Render the following material again verbatim, leaving nothing out.
------------------------------------------------------------
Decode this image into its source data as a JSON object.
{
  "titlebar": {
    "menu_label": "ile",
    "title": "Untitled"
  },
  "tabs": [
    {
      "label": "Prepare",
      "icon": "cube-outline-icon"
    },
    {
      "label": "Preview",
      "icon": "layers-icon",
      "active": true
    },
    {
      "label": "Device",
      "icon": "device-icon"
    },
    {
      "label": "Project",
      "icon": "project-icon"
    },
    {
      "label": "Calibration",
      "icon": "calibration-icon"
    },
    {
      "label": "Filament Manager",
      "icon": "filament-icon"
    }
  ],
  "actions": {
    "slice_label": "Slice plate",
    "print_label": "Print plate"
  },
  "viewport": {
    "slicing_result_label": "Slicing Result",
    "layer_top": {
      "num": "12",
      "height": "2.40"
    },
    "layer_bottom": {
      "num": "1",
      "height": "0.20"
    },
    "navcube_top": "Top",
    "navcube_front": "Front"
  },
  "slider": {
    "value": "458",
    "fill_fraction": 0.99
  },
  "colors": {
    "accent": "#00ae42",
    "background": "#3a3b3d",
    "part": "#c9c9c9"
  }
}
------------------------------------------------------------
*CORRECT RESPONSE:*
Decode this image into its source data as a JSON object.
{
  "titlebar": {
    "menu_label": "ile",
    "title": "Untitled"
  },
  "tabs": [
    {
      "label": "Prepare",
      "icon": "cube-outline-icon"
    },
    {
      "label": "Preview",
      "icon": "layers-icon",
      "active": true
    },
    {
      "label": "Device",
      "icon": "device-icon"
    },
    {
      "label": "Project",
      "icon": "project-icon"
    },
    {
      "label": "Calibration",
      "icon": "calibration-icon"
    },
    {
      "label": "Filament Manager",
      "icon": "filament-icon"
    }
  ],
  "actions": {
    "slice_label": "Slice plate",
    "print_label": "Print plate"
  },
  "viewport": {
    "slicing_result_label": "Slicing Result",
    "layer_top": {
      "num": "12",
      "height": "2.40"
    },
    "layer_bottom": {
      "num": "1",
      "height": "0.20"
    },
    "navcube_top": "Top",
    "navcube_front": "Front"
  },
  "slider": {
    "value": "458",
    "fill_fraction": 0.99
  },
  "colors": {
    "accent": "#00ae42",
    "background": "#3a3b3d",
    "part": "#c9c9c9"
  }
}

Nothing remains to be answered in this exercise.